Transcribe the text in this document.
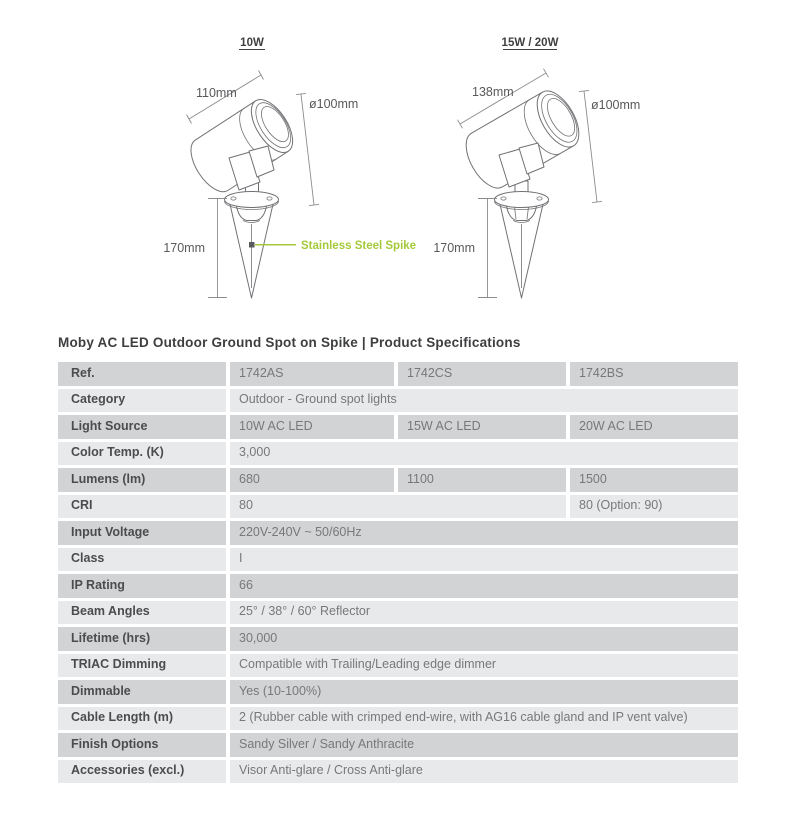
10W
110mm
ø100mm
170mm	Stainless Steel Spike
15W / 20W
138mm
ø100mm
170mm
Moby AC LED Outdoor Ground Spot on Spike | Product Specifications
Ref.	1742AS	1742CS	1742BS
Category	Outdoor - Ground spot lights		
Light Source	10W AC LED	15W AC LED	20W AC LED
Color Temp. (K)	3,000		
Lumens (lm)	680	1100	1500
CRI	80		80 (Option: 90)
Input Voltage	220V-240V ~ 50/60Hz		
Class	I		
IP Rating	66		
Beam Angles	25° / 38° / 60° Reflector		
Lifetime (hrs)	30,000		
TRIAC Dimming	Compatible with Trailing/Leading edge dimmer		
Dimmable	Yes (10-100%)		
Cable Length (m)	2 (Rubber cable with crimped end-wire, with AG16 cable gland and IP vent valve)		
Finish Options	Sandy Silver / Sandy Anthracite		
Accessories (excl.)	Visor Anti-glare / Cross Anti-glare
---
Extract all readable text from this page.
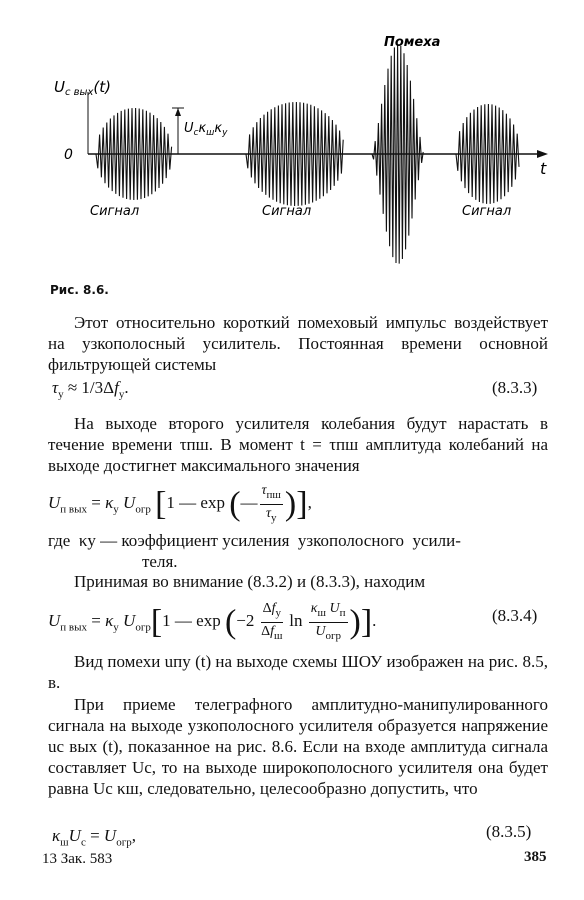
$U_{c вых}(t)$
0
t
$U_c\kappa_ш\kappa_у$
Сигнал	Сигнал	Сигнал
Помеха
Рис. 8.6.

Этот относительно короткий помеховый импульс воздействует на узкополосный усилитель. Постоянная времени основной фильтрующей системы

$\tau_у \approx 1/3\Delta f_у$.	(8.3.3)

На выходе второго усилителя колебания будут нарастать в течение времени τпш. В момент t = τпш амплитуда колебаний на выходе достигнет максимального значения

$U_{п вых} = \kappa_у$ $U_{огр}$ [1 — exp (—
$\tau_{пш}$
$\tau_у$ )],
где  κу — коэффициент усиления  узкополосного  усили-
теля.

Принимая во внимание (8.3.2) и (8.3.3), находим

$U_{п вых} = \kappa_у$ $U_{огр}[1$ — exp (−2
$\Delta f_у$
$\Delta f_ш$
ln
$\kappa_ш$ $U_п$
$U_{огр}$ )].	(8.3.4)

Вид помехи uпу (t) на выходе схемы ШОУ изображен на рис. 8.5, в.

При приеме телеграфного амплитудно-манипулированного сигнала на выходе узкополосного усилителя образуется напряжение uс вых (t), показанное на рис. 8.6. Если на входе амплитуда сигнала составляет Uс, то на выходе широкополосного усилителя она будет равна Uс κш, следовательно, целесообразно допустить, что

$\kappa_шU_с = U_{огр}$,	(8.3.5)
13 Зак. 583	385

**Task**
Read through the entries and copy every line that includes "времени".

**Complete answer**
Этот относительно короткий помеховый импульс воздействует на узкополосный усилитель. Постоянная времени основной фильтрующей системы
На выходе второго усилителя колебания будут нарастать в течение времени τпш. В момент t = τпш амплитуда колебаний на выходе достигнет максимального значения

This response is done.